WHAT TO DO >> Within the data that follows, how many lines carry the string "DSBM"? Give the number alone.

════════

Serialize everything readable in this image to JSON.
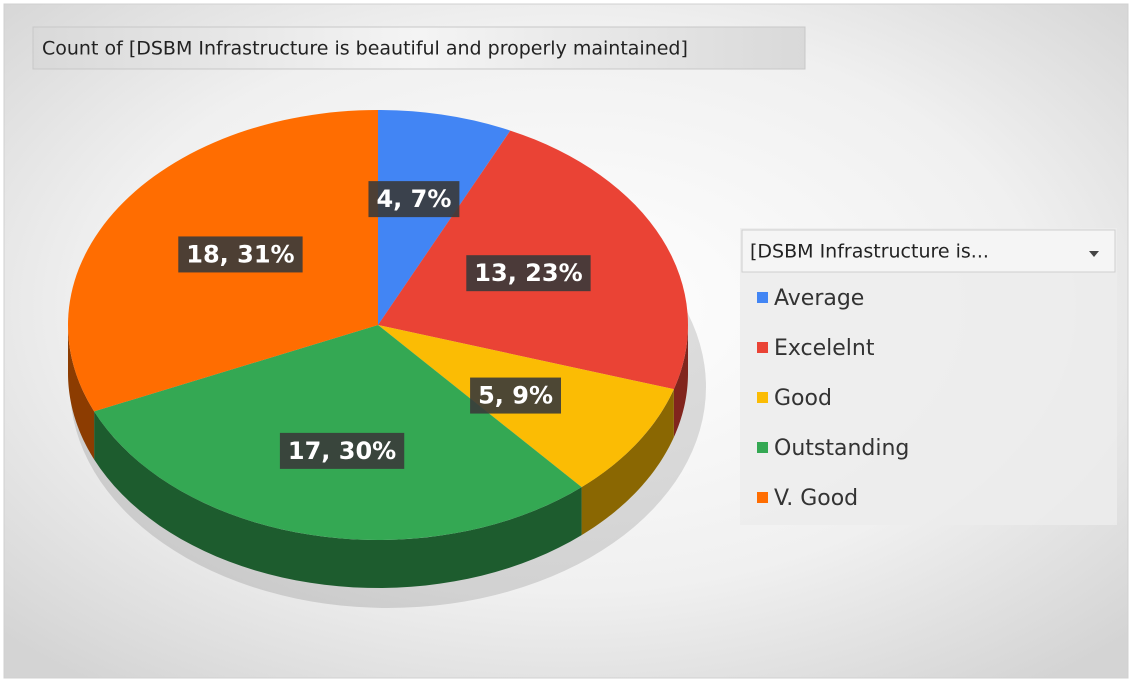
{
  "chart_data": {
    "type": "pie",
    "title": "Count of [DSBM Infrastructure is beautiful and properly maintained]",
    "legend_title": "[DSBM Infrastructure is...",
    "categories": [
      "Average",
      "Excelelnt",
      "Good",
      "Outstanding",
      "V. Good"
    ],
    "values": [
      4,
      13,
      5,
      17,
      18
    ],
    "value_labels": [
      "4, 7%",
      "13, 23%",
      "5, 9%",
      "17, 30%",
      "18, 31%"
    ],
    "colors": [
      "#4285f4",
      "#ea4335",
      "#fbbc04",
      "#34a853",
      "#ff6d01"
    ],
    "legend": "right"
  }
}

════════

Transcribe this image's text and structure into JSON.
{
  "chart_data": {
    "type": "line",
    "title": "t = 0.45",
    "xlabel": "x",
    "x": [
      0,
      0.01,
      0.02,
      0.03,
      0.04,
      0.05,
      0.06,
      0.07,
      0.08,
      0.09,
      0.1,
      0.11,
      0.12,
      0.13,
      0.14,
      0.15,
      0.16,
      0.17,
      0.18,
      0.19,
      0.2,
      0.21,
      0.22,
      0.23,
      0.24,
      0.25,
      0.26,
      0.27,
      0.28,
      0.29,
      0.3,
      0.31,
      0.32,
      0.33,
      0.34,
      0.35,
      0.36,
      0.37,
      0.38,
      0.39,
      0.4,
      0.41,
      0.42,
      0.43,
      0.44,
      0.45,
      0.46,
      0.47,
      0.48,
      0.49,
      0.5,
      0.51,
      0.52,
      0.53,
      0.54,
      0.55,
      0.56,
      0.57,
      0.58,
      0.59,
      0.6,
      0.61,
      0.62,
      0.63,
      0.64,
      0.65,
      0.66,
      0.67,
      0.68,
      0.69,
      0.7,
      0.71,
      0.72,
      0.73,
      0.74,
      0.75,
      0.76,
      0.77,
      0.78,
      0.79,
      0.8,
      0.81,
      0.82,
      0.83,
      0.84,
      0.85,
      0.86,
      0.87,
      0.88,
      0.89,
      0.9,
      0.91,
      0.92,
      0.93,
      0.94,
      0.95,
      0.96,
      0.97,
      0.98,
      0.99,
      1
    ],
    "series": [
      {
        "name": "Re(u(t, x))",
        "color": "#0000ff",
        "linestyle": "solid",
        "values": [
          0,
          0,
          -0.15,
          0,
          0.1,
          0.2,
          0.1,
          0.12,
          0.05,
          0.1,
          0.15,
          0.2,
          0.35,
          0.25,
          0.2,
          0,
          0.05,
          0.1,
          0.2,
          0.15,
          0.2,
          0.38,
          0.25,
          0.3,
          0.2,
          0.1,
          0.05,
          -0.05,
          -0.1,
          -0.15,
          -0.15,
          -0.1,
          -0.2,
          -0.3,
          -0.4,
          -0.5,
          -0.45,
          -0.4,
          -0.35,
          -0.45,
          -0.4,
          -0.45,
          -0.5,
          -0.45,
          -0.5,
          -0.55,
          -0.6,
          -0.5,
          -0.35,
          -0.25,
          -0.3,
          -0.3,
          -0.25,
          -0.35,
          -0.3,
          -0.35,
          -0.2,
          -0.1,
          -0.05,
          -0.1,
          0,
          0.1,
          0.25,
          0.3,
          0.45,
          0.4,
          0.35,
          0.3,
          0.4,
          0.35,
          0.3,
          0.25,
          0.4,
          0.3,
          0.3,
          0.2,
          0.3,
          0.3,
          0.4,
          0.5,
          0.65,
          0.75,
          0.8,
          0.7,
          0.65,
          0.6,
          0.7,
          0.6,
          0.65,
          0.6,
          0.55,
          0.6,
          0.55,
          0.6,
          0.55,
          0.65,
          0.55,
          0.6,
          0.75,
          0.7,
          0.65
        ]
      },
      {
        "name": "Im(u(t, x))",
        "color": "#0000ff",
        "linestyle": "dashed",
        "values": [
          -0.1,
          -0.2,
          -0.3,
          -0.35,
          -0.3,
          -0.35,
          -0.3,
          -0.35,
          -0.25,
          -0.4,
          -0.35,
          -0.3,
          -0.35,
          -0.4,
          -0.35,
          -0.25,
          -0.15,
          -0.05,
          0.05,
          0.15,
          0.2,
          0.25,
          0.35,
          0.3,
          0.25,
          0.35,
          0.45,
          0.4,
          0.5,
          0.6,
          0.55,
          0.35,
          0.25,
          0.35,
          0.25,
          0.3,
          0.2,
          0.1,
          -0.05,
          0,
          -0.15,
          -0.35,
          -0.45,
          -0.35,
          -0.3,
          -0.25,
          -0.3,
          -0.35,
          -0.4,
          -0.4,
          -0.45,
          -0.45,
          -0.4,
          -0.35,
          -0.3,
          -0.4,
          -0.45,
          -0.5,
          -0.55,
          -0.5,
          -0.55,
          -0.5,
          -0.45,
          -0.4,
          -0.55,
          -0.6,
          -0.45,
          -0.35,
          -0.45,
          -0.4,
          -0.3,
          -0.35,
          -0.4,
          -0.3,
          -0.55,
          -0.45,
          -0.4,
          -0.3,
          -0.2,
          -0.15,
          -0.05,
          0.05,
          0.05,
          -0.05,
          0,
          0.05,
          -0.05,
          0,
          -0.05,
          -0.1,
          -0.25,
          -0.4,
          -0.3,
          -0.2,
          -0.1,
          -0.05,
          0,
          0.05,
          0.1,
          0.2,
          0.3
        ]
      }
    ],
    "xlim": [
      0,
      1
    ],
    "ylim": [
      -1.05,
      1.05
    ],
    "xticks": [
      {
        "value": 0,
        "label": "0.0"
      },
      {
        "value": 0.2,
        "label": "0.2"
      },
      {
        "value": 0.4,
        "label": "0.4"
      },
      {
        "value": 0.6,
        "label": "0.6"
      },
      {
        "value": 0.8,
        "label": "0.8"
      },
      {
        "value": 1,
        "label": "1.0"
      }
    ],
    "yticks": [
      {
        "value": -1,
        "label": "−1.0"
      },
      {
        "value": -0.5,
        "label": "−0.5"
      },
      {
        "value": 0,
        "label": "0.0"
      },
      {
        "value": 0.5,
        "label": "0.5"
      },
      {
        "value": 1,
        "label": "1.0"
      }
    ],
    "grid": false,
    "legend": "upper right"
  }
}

════════

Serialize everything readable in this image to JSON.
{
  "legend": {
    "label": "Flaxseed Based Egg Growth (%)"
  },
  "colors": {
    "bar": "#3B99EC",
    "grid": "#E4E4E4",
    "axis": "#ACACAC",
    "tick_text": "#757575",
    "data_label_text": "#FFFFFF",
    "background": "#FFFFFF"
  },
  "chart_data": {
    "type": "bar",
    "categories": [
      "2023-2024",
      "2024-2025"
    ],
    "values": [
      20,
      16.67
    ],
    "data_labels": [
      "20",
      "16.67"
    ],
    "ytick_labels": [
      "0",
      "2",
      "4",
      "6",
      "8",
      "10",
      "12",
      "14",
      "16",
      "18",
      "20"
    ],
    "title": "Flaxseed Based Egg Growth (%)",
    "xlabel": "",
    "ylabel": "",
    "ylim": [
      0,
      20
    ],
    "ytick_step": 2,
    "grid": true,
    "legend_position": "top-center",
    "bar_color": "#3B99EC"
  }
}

════════

ANSWER IN FULL >> 2